- **Problem description**
Print the data exactly as it is given, please.
=====
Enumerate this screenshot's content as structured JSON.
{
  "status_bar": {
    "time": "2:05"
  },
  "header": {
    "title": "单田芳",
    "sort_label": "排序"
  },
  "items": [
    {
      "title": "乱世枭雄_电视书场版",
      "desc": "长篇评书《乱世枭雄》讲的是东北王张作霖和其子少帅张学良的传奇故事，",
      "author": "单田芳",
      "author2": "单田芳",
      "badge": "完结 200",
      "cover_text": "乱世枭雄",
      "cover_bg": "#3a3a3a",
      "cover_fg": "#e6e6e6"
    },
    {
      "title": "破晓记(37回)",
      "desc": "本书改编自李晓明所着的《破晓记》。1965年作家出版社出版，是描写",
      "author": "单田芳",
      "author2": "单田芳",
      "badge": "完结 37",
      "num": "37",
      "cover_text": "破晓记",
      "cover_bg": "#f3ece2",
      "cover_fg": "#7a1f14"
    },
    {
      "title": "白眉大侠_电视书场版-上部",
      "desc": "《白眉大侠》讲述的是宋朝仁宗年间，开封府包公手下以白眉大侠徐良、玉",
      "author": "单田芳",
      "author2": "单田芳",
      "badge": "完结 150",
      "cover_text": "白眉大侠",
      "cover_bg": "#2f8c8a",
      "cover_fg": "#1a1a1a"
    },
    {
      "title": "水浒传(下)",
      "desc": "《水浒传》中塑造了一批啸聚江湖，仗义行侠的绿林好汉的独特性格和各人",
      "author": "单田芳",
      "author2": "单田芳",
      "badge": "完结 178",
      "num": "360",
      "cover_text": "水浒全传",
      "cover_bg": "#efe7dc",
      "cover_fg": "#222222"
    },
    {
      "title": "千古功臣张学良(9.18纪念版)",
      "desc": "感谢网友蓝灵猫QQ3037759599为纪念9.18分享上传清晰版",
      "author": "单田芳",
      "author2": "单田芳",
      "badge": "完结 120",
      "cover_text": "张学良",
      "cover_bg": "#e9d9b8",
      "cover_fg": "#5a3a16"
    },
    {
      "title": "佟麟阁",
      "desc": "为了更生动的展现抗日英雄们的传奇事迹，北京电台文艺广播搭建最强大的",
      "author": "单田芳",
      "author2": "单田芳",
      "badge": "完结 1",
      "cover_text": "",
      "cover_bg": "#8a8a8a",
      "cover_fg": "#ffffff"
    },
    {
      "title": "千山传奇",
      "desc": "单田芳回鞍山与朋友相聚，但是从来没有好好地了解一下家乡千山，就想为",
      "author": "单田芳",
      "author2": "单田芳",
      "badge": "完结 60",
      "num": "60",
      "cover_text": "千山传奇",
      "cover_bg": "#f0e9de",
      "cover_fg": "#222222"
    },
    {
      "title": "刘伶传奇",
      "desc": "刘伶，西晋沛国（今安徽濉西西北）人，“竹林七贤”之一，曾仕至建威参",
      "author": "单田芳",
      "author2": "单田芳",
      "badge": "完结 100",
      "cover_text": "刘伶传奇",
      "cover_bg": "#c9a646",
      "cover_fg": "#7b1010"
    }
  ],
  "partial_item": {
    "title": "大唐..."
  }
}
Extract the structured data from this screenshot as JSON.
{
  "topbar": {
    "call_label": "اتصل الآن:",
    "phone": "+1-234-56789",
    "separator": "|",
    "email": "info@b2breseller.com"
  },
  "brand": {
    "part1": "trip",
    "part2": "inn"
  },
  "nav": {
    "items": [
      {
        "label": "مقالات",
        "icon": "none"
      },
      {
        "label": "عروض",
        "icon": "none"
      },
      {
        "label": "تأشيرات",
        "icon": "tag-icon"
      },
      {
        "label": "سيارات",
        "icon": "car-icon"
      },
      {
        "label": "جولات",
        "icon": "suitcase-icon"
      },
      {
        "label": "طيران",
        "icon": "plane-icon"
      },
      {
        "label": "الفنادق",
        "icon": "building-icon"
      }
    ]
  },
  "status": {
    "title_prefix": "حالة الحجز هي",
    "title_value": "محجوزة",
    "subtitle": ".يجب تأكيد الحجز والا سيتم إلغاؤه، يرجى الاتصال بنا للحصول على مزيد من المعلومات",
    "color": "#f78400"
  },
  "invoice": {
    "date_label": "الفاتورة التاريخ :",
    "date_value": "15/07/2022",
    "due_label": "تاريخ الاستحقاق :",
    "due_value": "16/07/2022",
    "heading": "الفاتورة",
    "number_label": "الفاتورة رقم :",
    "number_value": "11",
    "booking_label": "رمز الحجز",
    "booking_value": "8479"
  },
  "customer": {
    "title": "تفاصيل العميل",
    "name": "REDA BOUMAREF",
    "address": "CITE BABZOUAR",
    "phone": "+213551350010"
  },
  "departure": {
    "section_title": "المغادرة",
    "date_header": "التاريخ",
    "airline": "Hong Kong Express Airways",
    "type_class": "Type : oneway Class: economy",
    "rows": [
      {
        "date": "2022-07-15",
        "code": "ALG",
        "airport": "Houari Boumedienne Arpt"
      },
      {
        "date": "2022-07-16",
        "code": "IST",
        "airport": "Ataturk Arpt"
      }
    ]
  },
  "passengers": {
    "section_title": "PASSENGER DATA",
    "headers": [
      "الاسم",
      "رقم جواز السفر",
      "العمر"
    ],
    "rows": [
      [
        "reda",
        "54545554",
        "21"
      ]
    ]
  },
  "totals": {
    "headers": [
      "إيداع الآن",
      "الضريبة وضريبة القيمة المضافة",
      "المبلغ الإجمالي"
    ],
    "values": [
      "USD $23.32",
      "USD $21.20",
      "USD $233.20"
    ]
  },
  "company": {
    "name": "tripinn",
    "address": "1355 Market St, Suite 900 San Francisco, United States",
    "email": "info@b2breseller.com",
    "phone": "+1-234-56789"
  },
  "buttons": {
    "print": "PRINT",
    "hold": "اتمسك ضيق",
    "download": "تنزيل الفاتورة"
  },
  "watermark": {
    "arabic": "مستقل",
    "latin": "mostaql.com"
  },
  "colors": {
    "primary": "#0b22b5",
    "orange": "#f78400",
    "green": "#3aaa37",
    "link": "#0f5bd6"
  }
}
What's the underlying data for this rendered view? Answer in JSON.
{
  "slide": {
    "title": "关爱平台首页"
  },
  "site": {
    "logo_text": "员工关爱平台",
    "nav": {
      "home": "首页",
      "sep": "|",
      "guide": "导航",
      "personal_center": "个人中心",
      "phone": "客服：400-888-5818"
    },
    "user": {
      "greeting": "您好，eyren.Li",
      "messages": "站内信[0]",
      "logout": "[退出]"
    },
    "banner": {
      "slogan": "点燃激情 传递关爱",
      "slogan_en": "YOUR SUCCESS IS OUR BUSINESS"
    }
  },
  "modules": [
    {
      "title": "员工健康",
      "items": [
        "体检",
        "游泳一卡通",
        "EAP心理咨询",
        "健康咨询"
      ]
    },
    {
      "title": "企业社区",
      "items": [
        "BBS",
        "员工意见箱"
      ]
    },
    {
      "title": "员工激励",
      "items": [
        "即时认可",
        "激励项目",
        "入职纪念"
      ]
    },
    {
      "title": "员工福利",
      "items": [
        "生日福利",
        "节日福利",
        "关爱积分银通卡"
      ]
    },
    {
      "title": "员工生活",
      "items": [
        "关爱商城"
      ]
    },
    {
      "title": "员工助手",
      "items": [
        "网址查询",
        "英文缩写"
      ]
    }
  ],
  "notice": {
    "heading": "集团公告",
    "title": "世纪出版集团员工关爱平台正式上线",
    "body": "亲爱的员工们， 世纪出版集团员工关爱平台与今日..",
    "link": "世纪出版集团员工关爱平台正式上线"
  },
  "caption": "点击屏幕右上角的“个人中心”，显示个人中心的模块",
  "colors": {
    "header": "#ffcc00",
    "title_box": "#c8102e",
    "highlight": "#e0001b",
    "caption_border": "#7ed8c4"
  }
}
=====
- **Reply**
Enumerate this screenshot's content as structured JSON.
{
  "status_bar": {
    "time": "2:05"
  },
  "header": {
    "title": "单田芳",
    "sort_label": "排序"
  },
  "items": [
    {
      "title": "乱世枭雄_电视书场版",
      "desc": "长篇评书《乱世枭雄》讲的是东北王张作霖和其子少帅张学良的传奇故事，",
      "author": "单田芳",
      "author2": "单田芳",
      "badge": "完结 200",
      "cover_text": "乱世枭雄",
      "cover_bg": "#3a3a3a",
      "cover_fg": "#e6e6e6"
    },
    {
      "title": "破晓记(37回)",
      "desc": "本书改编自李晓明所着的《破晓记》。1965年作家出版社出版，是描写",
      "author": "单田芳",
      "author2": "单田芳",
      "badge": "完结 37",
      "num": "37",
      "cover_text": "破晓记",
      "cover_bg": "#f3ece2",
      "cover_fg": "#7a1f14"
    },
    {
      "title": "白眉大侠_电视书场版-上部",
      "desc": "《白眉大侠》讲述的是宋朝仁宗年间，开封府包公手下以白眉大侠徐良、玉",
      "author": "单田芳",
      "author2": "单田芳",
      "badge": "完结 150",
      "cover_text": "白眉大侠",
      "cover_bg": "#2f8c8a",
      "cover_fg": "#1a1a1a"
    },
    {
      "title": "水浒传(下)",
      "desc": "《水浒传》中塑造了一批啸聚江湖，仗义行侠的绿林好汉的独特性格和各人",
      "author": "单田芳",
      "author2": "单田芳",
      "badge": "完结 178",
      "num": "360",
      "cover_text": "水浒全传",
      "cover_bg": "#efe7dc",
      "cover_fg": "#222222"
    },
    {
      "title": "千古功臣张学良(9.18纪念版)",
      "desc": "感谢网友蓝灵猫QQ3037759599为纪念9.18分享上传清晰版",
      "author": "单田芳",
      "author2": "单田芳",
      "badge": "完结 120",
      "cover_text": "张学良",
      "cover_bg": "#e9d9b8",
      "cover_fg": "#5a3a16"
    },
    {
      "title": "佟麟阁",
      "desc": "为了更生动的展现抗日英雄们的传奇事迹，北京电台文艺广播搭建最强大的",
      "author": "单田芳",
      "author2": "单田芳",
      "badge": "完结 1",
      "cover_text": "",
      "cover_bg": "#8a8a8a",
      "cover_fg": "#ffffff"
    },
    {
      "title": "千山传奇",
      "desc": "单田芳回鞍山与朋友相聚，但是从来没有好好地了解一下家乡千山，就想为",
      "author": "单田芳",
      "author2": "单田芳",
      "badge": "完结 60",
      "num": "60",
      "cover_text": "千山传奇",
      "cover_bg": "#f0e9de",
      "cover_fg": "#222222"
    },
    {
      "title": "刘伶传奇",
      "desc": "刘伶，西晋沛国（今安徽濉西西北）人，“竹林七贤”之一，曾仕至建威参",
      "author": "单田芳",
      "author2": "单田芳",
      "badge": "完结 100",
      "cover_text": "刘伶传奇",
      "cover_bg": "#c9a646",
      "cover_fg": "#7b1010"
    }
  ],
  "partial_item": {
    "title": "大唐..."
  }
}
Extract the structured data from this screenshot as JSON.
{
  "topbar": {
    "call_label": "اتصل الآن:",
    "phone": "+1-234-56789",
    "separator": "|",
    "email": "info@b2breseller.com"
  },
  "brand": {
    "part1": "trip",
    "part2": "inn"
  },
  "nav": {
    "items": [
      {
        "label": "مقالات",
        "icon": "none"
      },
      {
        "label": "عروض",
        "icon": "none"
      },
      {
        "label": "تأشيرات",
        "icon": "tag-icon"
      },
      {
        "label": "سيارات",
        "icon": "car-icon"
      },
      {
        "label": "جولات",
        "icon": "suitcase-icon"
      },
      {
        "label": "طيران",
        "icon": "plane-icon"
      },
      {
        "label": "الفنادق",
        "icon": "building-icon"
      }
    ]
  },
  "status": {
    "title_prefix": "حالة الحجز هي",
    "title_value": "محجوزة",
    "subtitle": ".يجب تأكيد الحجز والا سيتم إلغاؤه، يرجى الاتصال بنا للحصول على مزيد من المعلومات",
    "color": "#f78400"
  },
  "invoice": {
    "date_label": "الفاتورة التاريخ :",
    "date_value": "15/07/2022",
    "due_label": "تاريخ الاستحقاق :",
    "due_value": "16/07/2022",
    "heading": "الفاتورة",
    "number_label": "الفاتورة رقم :",
    "number_value": "11",
    "booking_label": "رمز الحجز",
    "booking_value": "8479"
  },
  "customer": {
    "title": "تفاصيل العميل",
    "name": "REDA BOUMAREF",
    "address": "CITE BABZOUAR",
    "phone": "+213551350010"
  },
  "departure": {
    "section_title": "المغادرة",
    "date_header": "التاريخ",
    "airline": "Hong Kong Express Airways",
    "type_class": "Type : oneway Class: economy",
    "rows": [
      {
        "date": "2022-07-15",
        "code": "ALG",
        "airport": "Houari Boumedienne Arpt"
      },
      {
        "date": "2022-07-16",
        "code": "IST",
        "airport": "Ataturk Arpt"
      }
    ]
  },
  "passengers": {
    "section_title": "PASSENGER DATA",
    "headers": [
      "الاسم",
      "رقم جواز السفر",
      "العمر"
    ],
    "rows": [
      [
        "reda",
        "54545554",
        "21"
      ]
    ]
  },
  "totals": {
    "headers": [
      "إيداع الآن",
      "الضريبة وضريبة القيمة المضافة",
      "المبلغ الإجمالي"
    ],
    "values": [
      "USD $23.32",
      "USD $21.20",
      "USD $233.20"
    ]
  },
  "company": {
    "name": "tripinn",
    "address": "1355 Market St, Suite 900 San Francisco, United States",
    "email": "info@b2breseller.com",
    "phone": "+1-234-56789"
  },
  "buttons": {
    "print": "PRINT",
    "hold": "اتمسك ضيق",
    "download": "تنزيل الفاتورة"
  },
  "watermark": {
    "arabic": "مستقل",
    "latin": "mostaql.com"
  },
  "colors": {
    "primary": "#0b22b5",
    "orange": "#f78400",
    "green": "#3aaa37",
    "link": "#0f5bd6"
  }
}
What's the underlying data for this rendered view? Answer in JSON.
{
  "slide": {
    "title": "关爱平台首页"
  },
  "site": {
    "logo_text": "员工关爱平台",
    "nav": {
      "home": "首页",
      "sep": "|",
      "guide": "导航",
      "personal_center": "个人中心",
      "phone": "客服：400-888-5818"
    },
    "user": {
      "greeting": "您好，eyren.Li",
      "messages": "站内信[0]",
      "logout": "[退出]"
    },
    "banner": {
      "slogan": "点燃激情 传递关爱",
      "slogan_en": "YOUR SUCCESS IS OUR BUSINESS"
    }
  },
  "modules": [
    {
      "title": "员工健康",
      "items": [
        "体检",
        "游泳一卡通",
        "EAP心理咨询",
        "健康咨询"
      ]
    },
    {
      "title": "企业社区",
      "items": [
        "BBS",
        "员工意见箱"
      ]
    },
    {
      "title": "员工激励",
      "items": [
        "即时认可",
        "激励项目",
        "入职纪念"
      ]
    },
    {
      "title": "员工福利",
      "items": [
        "生日福利",
        "节日福利",
        "关爱积分银通卡"
      ]
    },
    {
      "title": "员工生活",
      "items": [
        "关爱商城"
      ]
    },
    {
      "title": "员工助手",
      "items": [
        "网址查询",
        "英文缩写"
      ]
    }
  ],
  "notice": {
    "heading": "集团公告",
    "title": "世纪出版集团员工关爱平台正式上线",
    "body": "亲爱的员工们， 世纪出版集团员工关爱平台与今日..",
    "link": "世纪出版集团员工关爱平台正式上线"
  },
  "caption": "点击屏幕右上角的“个人中心”，显示个人中心的模块",
  "colors": {
    "header": "#ffcc00",
    "title_box": "#c8102e",
    "highlight": "#e0001b",
    "caption_border": "#7ed8c4"
  }
}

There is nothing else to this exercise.